• Exercise aim: The entries that follow should be written out exactly.
---------- Supplied information
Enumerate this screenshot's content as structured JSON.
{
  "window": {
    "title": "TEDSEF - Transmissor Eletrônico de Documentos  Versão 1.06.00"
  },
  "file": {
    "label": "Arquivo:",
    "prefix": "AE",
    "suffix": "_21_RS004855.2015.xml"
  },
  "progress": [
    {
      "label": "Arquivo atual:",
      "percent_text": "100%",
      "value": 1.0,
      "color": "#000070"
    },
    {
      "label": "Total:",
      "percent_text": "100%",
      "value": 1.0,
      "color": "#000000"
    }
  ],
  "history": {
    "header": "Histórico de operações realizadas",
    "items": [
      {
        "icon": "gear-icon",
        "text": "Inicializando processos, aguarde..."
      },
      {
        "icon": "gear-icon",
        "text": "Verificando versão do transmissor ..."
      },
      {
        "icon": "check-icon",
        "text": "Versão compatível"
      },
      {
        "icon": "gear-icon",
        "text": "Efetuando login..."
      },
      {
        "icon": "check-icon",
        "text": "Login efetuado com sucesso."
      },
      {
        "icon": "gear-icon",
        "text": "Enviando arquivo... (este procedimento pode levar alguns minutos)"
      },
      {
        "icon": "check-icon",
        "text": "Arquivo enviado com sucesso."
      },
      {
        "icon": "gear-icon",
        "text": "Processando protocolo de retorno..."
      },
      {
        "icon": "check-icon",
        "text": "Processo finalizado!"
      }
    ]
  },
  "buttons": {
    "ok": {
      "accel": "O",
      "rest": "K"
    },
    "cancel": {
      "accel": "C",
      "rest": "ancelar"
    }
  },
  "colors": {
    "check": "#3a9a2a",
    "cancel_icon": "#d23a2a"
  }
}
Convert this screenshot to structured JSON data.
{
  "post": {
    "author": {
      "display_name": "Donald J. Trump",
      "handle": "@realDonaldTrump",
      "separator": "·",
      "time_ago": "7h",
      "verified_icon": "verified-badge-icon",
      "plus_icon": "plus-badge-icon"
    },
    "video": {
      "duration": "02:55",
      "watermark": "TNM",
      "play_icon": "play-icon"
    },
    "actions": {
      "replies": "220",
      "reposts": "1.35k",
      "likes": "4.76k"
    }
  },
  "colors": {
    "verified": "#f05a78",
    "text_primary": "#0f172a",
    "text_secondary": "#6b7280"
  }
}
--------------------
• Correct output:
Enumerate this screenshot's content as structured JSON.
{
  "window": {
    "title": "TEDSEF - Transmissor Eletrônico de Documentos  Versão 1.06.00"
  },
  "file": {
    "label": "Arquivo:",
    "prefix": "AE",
    "suffix": "_21_RS004855.2015.xml"
  },
  "progress": [
    {
      "label": "Arquivo atual:",
      "percent_text": "100%",
      "value": 1.0,
      "color": "#000070"
    },
    {
      "label": "Total:",
      "percent_text": "100%",
      "value": 1.0,
      "color": "#000000"
    }
  ],
  "history": {
    "header": "Histórico de operações realizadas",
    "items": [
      {
        "icon": "gear-icon",
        "text": "Inicializando processos, aguarde..."
      },
      {
        "icon": "gear-icon",
        "text": "Verificando versão do transmissor ..."
      },
      {
        "icon": "check-icon",
        "text": "Versão compatível"
      },
      {
        "icon": "gear-icon",
        "text": "Efetuando login..."
      },
      {
        "icon": "check-icon",
        "text": "Login efetuado com sucesso."
      },
      {
        "icon": "gear-icon",
        "text": "Enviando arquivo... (este procedimento pode levar alguns minutos)"
      },
      {
        "icon": "check-icon",
        "text": "Arquivo enviado com sucesso."
      },
      {
        "icon": "gear-icon",
        "text": "Processando protocolo de retorno..."
      },
      {
        "icon": "check-icon",
        "text": "Processo finalizado!"
      }
    ]
  },
  "buttons": {
    "ok": {
      "accel": "O",
      "rest": "K"
    },
    "cancel": {
      "accel": "C",
      "rest": "ancelar"
    }
  },
  "colors": {
    "check": "#3a9a2a",
    "cancel_icon": "#d23a2a"
  }
}
Convert this screenshot to structured JSON data.
{
  "post": {
    "author": {
      "display_name": "Donald J. Trump",
      "handle": "@realDonaldTrump",
      "separator": "·",
      "time_ago": "7h",
      "verified_icon": "verified-badge-icon",
      "plus_icon": "plus-badge-icon"
    },
    "video": {
      "duration": "02:55",
      "watermark": "TNM",
      "play_icon": "play-icon"
    },
    "actions": {
      "replies": "220",
      "reposts": "1.35k",
      "likes": "4.76k"
    }
  },
  "colors": {
    "verified": "#f05a78",
    "text_primary": "#0f172a",
    "text_secondary": "#6b7280"
  }
}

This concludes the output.